◆ **Stated exercise**: The records below must be output exactly, without pictures.
# START OF Information given
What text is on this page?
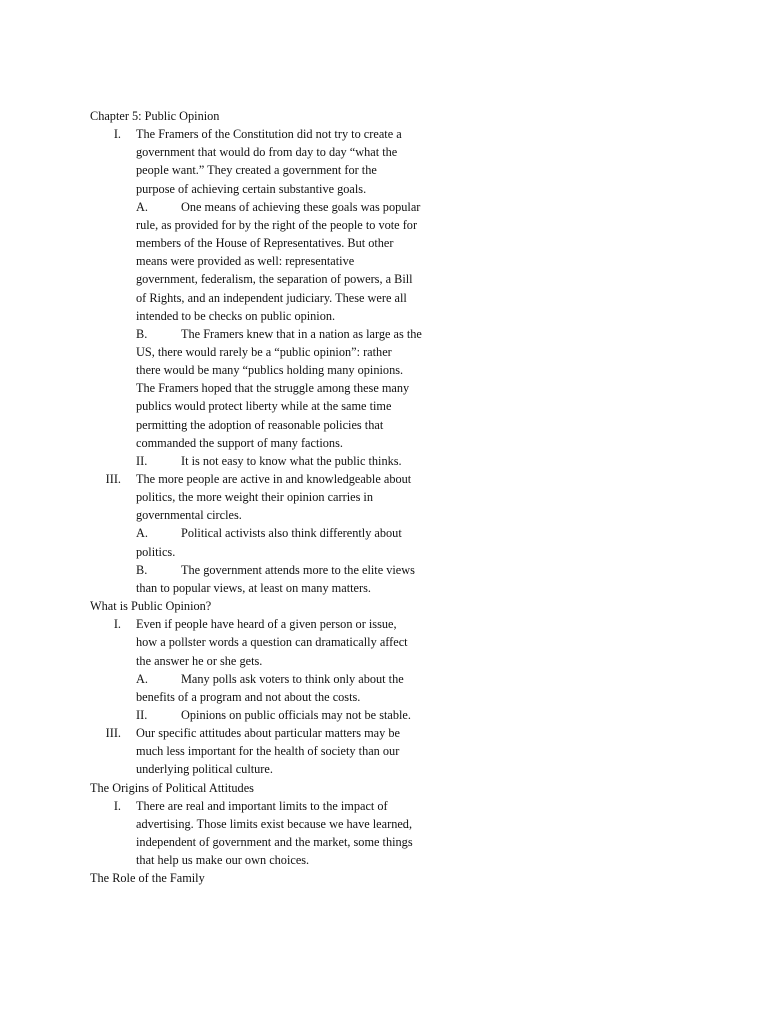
Chapter 5: Public Opinion
I. The Framers of the Constitution did not try to create a
government that would do from day to day “what the
people want.” They created a government for the
purpose of achieving certain substantive goals.
A.	One means of achieving these goals was popular
rule, as provided for by the right of the people to vote for
members of the House of Representatives. But other
means were provided as well: representative
government, federalism, the separation of powers, a Bill
of Rights, and an independent judiciary. These were all
intended to be checks on public opinion.
B.	The Framers knew that in a nation as large as the
US, there would rarely be a “public opinion”: rather
there would be many “publics holding many opinions.
The Framers hoped that the struggle among these many
publics would protect liberty while at the same time
permitting the adoption of reasonable policies that
commanded the support of many factions.
II.	It is not easy to know what the public thinks.
III. The more people are active in and knowledgeable about
politics, the more weight their opinion carries in
governmental circles.
A.	Political activists also think differently about
politics.
B.	The government attends more to the elite views
than to popular views, at least on many matters.
What is Public Opinion?
I. Even if people have heard of a given person or issue,
how a pollster words a question can dramatically affect
the answer he or she gets.
A.	Many polls ask voters to think only about the
benefits of a program and not about the costs.
II.	Opinions on public officials may not be stable.
III. Our specific attitudes about particular matters may be
much less important for the health of society than our
underlying political culture.
The Origins of Political Attitudes
I. There are real and important limits to the impact of
advertising. Those limits exist because we have learned,
independent of government and the market, some things
that help us make our own choices.
The Role of the Family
# END OF Information given
◆ **Correct answer**:
What text is on this page?
Chapter 5: Public Opinion
I. The Framers of the Constitution did not try to create a
government that would do from day to day “what the
people want.” They created a government for the
purpose of achieving certain substantive goals.
A.	One means of achieving these goals was popular
rule, as provided for by the right of the people to vote for
members of the House of Representatives. But other
means were provided as well: representative
government, federalism, the separation of powers, a Bill
of Rights, and an independent judiciary. These were all
intended to be checks on public opinion.
B.	The Framers knew that in a nation as large as the
US, there would rarely be a “public opinion”: rather
there would be many “publics holding many opinions.
The Framers hoped that the struggle among these many
publics would protect liberty while at the same time
permitting the adoption of reasonable policies that
commanded the support of many factions.
II.	It is not easy to know what the public thinks.
III. The more people are active in and knowledgeable about
politics, the more weight their opinion carries in
governmental circles.
A.	Political activists also think differently about
politics.
B.	The government attends more to the elite views
than to popular views, at least on many matters.
What is Public Opinion?
I. Even if people have heard of a given person or issue,
how a pollster words a question can dramatically affect
the answer he or she gets.
A.	Many polls ask voters to think only about the
benefits of a program and not about the costs.
II.	Opinions on public officials may not be stable.
III. Our specific attitudes about particular matters may be
much less important for the health of society than our
underlying political culture.
The Origins of Political Attitudes
I. There are real and important limits to the impact of
advertising. Those limits exist because we have learned,
independent of government and the market, some things
that help us make our own choices.
The Role of the Family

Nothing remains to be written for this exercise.